◆ Directions for this task: Copy every line in which the string "Time" occurs.

[start of Data for the task]

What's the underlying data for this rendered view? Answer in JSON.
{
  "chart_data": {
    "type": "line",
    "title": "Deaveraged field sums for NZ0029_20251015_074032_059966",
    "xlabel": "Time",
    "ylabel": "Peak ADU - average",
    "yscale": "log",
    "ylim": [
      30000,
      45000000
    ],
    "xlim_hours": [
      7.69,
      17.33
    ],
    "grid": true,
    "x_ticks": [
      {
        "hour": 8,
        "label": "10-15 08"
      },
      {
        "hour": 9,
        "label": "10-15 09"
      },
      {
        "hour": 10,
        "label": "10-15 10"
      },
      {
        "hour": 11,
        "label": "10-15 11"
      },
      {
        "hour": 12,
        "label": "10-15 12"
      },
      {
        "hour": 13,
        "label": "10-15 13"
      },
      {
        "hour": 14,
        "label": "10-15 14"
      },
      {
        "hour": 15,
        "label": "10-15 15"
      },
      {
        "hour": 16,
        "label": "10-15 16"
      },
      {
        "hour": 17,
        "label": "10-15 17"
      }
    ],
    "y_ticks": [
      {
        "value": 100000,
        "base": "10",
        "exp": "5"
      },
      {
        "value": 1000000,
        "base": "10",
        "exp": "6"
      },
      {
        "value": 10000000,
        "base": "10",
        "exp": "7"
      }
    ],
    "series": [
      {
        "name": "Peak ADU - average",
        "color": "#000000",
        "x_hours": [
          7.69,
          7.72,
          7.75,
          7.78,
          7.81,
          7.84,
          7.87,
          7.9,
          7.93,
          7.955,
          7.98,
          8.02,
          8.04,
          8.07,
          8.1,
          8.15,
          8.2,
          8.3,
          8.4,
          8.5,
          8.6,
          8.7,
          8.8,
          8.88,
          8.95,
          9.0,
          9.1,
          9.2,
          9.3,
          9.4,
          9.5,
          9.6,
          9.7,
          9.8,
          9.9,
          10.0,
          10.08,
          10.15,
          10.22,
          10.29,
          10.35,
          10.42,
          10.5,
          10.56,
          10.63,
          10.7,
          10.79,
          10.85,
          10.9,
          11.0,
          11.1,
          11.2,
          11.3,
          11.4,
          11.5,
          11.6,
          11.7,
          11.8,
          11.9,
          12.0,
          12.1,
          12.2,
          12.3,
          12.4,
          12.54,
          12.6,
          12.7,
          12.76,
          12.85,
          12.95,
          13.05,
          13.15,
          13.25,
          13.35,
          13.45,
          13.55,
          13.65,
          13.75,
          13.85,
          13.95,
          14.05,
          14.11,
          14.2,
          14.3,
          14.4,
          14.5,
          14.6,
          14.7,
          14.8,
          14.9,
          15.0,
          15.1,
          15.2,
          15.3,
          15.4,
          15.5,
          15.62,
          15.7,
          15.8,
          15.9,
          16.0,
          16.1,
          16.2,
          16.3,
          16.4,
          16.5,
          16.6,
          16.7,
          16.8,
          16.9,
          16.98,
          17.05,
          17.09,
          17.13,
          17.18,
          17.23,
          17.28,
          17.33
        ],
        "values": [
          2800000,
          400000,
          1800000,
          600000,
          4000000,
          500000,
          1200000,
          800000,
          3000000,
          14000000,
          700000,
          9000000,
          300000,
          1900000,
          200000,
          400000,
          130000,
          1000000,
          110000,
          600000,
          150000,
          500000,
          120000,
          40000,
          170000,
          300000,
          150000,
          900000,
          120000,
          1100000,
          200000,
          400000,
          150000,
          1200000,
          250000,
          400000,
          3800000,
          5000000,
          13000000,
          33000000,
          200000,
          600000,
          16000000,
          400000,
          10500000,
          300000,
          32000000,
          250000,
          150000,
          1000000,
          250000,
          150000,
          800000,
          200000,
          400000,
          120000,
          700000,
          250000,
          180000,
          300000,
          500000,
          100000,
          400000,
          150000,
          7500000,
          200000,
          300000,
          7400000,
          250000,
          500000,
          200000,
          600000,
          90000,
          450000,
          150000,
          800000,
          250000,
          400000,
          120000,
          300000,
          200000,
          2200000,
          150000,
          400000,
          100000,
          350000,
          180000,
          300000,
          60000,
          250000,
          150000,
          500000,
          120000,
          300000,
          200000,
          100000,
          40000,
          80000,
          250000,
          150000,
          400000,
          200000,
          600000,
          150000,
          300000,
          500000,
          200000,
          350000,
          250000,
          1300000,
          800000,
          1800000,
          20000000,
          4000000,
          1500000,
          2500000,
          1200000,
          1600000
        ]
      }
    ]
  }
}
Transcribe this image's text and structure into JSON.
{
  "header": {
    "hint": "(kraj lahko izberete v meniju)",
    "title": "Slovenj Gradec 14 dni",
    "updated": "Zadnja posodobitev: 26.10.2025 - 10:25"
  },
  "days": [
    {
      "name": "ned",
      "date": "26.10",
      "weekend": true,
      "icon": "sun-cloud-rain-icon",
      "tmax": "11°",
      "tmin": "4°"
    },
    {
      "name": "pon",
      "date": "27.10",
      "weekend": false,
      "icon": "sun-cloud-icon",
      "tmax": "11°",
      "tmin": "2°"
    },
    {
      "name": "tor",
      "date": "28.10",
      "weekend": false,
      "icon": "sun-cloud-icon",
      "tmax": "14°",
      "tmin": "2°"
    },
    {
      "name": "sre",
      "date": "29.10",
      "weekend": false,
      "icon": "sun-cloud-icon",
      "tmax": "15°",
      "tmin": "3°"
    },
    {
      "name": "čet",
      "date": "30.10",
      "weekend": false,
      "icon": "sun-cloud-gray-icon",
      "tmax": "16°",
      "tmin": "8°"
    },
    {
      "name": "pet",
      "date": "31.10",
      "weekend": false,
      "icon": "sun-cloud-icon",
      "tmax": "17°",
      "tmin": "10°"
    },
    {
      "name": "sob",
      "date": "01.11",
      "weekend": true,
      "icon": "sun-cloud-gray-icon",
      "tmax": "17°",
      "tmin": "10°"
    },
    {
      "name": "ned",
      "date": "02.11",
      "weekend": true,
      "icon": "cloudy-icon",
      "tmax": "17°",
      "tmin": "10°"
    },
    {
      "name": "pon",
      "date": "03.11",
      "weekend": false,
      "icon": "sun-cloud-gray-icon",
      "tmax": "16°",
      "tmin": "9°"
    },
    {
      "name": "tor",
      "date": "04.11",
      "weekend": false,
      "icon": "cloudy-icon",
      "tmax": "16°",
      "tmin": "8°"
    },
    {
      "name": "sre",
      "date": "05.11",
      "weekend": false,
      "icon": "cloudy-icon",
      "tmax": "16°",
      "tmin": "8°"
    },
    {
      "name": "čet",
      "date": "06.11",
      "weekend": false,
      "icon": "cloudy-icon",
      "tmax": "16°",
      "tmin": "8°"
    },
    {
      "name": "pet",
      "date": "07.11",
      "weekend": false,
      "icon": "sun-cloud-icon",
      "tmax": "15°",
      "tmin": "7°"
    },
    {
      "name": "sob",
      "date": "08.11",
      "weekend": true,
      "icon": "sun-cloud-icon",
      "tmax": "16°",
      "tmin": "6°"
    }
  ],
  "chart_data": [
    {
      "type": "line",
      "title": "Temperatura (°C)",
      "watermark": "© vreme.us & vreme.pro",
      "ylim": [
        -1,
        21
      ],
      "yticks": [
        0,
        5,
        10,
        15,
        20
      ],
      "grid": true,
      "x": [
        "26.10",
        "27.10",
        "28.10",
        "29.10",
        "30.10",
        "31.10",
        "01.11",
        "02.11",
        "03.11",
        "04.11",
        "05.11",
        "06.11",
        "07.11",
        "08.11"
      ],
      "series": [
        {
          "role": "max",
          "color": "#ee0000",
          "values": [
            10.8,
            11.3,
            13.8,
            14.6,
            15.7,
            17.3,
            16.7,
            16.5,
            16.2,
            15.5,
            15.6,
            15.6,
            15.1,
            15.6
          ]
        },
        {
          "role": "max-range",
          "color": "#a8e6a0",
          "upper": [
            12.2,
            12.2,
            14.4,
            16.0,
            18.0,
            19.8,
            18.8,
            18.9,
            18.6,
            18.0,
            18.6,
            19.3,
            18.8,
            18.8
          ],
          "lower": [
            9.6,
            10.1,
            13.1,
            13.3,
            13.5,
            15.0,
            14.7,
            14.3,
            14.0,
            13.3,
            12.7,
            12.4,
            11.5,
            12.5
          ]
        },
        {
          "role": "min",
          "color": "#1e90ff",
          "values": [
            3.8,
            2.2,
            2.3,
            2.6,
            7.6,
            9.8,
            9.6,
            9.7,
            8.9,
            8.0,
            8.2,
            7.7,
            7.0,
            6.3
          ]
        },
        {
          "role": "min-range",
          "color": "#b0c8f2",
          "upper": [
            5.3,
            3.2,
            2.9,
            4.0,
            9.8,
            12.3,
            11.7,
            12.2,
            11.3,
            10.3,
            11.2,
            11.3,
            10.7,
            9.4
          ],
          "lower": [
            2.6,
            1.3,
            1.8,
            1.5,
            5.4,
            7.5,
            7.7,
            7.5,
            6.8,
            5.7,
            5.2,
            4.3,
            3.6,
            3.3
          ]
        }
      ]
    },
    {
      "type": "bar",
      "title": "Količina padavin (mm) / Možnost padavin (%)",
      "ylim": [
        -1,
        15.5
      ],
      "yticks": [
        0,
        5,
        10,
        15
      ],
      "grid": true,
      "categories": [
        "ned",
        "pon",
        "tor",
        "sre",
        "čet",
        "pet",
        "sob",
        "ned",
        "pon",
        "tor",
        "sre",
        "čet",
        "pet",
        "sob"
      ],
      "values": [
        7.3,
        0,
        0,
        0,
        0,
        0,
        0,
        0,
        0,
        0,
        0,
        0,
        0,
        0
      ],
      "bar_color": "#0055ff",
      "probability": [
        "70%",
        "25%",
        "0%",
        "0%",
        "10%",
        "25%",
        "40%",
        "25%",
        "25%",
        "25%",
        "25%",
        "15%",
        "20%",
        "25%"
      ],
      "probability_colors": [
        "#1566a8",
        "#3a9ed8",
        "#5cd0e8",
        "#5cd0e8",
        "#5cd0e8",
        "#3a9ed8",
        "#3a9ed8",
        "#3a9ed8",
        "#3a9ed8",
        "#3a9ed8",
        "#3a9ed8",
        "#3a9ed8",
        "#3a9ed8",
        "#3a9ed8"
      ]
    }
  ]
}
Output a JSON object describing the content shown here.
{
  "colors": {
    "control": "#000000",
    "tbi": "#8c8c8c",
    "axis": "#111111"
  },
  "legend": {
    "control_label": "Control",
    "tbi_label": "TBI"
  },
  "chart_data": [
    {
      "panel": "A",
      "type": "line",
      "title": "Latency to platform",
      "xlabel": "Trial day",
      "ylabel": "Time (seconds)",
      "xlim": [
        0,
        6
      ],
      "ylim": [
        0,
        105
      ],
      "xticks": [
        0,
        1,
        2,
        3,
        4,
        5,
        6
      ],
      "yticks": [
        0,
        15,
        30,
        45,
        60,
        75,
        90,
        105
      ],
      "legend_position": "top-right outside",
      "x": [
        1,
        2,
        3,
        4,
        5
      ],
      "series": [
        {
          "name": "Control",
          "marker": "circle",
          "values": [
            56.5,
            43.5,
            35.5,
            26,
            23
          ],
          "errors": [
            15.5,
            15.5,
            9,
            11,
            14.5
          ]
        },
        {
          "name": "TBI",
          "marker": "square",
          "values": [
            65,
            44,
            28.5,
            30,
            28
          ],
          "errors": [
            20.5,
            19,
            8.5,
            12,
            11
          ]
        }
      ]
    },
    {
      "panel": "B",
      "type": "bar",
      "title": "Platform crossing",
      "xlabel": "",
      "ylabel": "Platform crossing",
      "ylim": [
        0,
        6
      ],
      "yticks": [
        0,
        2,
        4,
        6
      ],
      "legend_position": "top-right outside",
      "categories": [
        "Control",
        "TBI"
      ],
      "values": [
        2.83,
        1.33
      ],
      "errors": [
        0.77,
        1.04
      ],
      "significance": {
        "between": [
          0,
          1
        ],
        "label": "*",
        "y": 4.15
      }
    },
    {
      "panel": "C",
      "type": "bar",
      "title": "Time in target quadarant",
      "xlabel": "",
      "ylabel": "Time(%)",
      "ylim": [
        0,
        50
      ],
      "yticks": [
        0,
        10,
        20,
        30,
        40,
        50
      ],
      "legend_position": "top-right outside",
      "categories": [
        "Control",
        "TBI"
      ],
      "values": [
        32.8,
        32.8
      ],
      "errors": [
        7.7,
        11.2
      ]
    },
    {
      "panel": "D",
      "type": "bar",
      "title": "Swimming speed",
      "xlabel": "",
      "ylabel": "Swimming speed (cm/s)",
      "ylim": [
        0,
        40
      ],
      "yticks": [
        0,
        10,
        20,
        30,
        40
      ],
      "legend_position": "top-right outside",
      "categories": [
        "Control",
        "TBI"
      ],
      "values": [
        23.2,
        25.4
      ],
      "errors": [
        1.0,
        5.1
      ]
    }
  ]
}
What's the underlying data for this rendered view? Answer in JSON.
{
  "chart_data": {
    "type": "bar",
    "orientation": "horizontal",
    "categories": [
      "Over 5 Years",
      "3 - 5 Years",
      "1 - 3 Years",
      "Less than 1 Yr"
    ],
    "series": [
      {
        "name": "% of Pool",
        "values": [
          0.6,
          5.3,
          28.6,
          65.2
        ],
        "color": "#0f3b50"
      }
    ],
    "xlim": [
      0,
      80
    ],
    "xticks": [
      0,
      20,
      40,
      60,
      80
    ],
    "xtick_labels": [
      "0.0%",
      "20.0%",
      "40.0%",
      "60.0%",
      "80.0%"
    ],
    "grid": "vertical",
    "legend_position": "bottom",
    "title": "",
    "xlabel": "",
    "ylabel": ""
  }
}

[end of Data for the task]

◆ Solution:
    "xlabel": "Time",
      "ylabel": "Time (seconds)",
      "title": "Time in target quadarant",
      "ylabel": "Time(%)",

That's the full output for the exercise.